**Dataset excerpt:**
+++

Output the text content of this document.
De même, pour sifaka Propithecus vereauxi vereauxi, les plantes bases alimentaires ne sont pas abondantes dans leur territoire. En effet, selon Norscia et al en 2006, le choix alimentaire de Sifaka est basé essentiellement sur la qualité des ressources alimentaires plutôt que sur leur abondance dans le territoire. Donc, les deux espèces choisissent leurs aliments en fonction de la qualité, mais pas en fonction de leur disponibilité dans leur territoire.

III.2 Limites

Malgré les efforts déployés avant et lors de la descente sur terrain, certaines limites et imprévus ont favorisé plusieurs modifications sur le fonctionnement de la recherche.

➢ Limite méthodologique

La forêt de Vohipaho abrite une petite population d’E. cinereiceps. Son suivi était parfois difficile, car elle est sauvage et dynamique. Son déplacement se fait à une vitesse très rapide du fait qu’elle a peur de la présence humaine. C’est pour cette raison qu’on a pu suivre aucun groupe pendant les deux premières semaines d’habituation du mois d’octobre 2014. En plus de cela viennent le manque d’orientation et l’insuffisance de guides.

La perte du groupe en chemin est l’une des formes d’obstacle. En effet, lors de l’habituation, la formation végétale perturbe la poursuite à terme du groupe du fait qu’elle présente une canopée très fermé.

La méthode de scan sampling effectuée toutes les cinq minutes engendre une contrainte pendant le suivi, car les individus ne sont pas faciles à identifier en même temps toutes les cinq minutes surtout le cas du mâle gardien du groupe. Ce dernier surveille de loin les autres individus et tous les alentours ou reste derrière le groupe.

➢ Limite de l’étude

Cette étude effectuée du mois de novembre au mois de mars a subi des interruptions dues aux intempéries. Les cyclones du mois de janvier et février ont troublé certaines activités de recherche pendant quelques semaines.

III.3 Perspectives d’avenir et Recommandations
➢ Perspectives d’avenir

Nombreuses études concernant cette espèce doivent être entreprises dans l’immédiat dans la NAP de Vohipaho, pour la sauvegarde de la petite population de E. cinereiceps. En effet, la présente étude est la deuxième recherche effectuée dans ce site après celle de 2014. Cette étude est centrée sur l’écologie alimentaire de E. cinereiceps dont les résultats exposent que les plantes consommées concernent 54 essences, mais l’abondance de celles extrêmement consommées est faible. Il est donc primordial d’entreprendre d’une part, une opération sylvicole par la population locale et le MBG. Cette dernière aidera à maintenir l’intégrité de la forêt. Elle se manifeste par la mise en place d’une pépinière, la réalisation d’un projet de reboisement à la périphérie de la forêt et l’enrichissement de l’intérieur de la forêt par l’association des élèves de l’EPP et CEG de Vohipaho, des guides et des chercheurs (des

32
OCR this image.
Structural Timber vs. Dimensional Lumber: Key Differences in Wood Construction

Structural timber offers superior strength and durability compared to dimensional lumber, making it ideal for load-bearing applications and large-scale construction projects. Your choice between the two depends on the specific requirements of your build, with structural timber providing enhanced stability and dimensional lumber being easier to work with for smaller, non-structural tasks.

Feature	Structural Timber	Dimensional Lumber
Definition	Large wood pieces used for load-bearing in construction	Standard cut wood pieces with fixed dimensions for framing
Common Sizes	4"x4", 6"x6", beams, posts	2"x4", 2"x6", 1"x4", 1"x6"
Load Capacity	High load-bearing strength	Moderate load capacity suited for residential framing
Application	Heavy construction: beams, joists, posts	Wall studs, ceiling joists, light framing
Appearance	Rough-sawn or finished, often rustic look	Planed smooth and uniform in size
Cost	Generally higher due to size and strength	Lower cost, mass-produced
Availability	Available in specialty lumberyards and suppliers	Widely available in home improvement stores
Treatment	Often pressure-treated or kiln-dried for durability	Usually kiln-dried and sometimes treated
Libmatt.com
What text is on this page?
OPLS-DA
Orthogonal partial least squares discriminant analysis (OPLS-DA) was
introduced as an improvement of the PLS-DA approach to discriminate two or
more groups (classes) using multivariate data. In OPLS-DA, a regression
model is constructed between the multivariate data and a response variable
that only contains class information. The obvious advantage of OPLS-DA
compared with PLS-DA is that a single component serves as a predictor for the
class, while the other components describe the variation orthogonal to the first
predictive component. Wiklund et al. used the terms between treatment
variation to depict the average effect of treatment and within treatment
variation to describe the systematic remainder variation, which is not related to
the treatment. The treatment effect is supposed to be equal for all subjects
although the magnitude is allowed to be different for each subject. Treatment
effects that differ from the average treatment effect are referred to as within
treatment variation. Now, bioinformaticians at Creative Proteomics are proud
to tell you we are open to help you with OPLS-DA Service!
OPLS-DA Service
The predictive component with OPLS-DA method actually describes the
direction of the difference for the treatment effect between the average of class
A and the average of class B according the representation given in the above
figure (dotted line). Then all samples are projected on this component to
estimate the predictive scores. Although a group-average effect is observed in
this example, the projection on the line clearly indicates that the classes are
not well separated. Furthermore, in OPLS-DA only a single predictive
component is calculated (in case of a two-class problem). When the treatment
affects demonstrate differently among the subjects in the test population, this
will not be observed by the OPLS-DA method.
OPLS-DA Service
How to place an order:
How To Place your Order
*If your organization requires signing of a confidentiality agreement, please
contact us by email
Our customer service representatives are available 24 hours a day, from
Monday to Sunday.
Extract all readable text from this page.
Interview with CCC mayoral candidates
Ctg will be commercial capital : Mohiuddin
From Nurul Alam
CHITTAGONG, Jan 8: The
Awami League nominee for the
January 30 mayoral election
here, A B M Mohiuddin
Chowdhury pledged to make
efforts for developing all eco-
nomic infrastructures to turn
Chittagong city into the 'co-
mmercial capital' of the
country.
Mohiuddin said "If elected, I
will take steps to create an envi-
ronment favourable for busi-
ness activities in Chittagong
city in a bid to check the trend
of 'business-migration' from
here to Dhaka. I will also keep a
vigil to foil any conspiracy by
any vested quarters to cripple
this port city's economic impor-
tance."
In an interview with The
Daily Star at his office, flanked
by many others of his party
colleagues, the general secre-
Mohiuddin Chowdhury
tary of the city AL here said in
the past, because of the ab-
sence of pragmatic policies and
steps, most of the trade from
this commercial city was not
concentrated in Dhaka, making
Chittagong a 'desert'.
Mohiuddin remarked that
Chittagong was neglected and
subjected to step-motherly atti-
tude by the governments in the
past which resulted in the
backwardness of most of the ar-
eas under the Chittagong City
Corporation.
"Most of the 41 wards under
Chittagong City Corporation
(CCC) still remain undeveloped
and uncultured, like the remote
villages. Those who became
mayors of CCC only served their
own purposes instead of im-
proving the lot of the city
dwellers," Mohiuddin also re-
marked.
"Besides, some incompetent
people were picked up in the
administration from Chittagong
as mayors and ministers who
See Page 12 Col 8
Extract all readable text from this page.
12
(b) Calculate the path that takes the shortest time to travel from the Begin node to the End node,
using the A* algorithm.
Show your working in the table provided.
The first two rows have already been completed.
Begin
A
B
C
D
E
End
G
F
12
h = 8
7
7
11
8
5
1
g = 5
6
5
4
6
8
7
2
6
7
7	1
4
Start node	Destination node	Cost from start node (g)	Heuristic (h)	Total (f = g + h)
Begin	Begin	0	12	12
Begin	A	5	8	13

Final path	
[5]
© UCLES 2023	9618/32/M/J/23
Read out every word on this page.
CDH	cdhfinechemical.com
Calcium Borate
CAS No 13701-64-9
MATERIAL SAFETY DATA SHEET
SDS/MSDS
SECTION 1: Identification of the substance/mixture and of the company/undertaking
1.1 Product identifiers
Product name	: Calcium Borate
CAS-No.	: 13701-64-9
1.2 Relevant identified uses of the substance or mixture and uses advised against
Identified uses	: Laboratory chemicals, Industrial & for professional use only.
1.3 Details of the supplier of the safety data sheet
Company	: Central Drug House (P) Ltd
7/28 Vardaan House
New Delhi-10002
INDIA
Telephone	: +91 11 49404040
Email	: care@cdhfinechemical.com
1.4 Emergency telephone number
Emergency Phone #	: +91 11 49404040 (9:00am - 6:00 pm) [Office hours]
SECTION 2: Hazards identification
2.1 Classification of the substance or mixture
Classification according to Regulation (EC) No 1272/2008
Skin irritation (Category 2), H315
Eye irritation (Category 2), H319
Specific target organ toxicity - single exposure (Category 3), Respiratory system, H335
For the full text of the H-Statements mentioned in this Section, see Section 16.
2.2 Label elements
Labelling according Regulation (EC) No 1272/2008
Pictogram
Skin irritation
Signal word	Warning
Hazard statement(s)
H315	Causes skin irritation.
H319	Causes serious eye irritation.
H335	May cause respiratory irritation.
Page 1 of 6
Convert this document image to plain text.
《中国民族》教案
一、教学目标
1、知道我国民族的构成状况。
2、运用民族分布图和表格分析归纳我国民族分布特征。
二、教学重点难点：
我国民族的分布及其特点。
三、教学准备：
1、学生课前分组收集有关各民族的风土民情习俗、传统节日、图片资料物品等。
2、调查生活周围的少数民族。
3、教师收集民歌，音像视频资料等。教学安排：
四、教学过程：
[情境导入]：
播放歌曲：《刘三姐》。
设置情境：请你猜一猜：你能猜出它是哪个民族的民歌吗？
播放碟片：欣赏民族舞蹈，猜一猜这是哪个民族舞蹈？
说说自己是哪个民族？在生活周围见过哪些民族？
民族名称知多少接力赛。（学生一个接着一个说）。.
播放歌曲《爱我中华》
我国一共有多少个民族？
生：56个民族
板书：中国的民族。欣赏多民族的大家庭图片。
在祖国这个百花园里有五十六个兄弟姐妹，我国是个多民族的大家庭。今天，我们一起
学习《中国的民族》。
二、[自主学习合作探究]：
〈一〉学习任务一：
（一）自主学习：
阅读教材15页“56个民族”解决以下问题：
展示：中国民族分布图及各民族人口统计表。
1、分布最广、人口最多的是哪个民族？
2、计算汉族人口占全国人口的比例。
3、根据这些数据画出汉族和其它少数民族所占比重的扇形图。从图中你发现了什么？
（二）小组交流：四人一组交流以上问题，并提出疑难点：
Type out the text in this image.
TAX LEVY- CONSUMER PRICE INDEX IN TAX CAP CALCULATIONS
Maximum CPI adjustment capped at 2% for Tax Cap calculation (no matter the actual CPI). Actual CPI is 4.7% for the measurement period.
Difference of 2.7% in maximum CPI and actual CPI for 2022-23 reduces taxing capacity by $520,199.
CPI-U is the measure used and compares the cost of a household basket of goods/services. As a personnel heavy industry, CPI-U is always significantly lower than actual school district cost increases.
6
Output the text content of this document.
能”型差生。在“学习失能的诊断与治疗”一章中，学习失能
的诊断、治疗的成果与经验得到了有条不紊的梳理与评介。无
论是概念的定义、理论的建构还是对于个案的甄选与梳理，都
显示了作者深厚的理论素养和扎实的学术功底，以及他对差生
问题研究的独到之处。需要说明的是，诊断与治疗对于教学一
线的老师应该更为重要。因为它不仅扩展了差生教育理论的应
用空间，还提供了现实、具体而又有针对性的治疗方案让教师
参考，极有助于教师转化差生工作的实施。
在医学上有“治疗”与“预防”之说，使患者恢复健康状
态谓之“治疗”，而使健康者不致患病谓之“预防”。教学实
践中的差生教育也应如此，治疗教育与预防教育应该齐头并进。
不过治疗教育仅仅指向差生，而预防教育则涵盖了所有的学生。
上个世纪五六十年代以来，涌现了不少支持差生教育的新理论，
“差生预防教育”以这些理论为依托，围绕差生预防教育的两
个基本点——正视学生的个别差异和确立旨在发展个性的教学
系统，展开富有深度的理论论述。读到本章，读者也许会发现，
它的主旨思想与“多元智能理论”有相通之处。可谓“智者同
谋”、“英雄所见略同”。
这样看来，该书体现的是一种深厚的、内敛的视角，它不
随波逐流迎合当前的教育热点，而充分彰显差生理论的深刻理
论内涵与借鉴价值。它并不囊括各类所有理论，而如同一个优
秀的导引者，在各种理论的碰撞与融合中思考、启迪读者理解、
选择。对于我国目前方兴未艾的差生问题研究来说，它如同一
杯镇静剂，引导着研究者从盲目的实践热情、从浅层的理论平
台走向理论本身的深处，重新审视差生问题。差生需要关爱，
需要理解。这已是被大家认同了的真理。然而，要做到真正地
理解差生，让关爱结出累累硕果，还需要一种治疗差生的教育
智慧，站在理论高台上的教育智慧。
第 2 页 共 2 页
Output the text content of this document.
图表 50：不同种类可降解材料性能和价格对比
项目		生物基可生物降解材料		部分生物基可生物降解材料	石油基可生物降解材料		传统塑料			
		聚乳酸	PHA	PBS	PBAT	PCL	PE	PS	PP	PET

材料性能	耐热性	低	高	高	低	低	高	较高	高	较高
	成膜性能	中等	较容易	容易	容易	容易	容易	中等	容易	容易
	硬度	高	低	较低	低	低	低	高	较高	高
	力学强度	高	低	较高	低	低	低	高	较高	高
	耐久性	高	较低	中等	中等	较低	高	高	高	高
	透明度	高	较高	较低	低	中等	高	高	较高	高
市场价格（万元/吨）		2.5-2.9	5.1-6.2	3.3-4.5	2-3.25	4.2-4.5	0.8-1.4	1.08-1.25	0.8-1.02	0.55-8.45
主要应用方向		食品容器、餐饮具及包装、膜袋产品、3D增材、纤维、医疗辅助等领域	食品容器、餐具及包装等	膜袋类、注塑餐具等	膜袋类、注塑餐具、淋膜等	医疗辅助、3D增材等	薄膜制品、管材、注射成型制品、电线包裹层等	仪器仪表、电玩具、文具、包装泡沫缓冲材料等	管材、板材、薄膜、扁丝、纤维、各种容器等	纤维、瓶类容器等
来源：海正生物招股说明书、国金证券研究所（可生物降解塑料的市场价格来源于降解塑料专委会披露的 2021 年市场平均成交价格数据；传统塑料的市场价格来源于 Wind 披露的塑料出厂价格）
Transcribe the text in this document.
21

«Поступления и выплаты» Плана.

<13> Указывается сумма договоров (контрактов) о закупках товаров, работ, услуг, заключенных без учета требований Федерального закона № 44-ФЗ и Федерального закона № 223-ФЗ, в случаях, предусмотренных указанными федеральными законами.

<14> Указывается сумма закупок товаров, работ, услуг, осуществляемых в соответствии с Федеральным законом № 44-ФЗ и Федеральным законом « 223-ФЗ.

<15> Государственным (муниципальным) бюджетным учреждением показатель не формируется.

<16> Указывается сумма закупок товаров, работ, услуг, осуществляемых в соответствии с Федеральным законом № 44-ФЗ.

+++

**Problem description:** Identify and list each line with the word "single".

**Task result:**
compared with PLS-DA is that a single component serves as a predictor for the
not well separated. Furthermore, in OPLS-DA only a single predictive
Specific target organ toxicity - single exposure (Category 3), Respiratory system, H335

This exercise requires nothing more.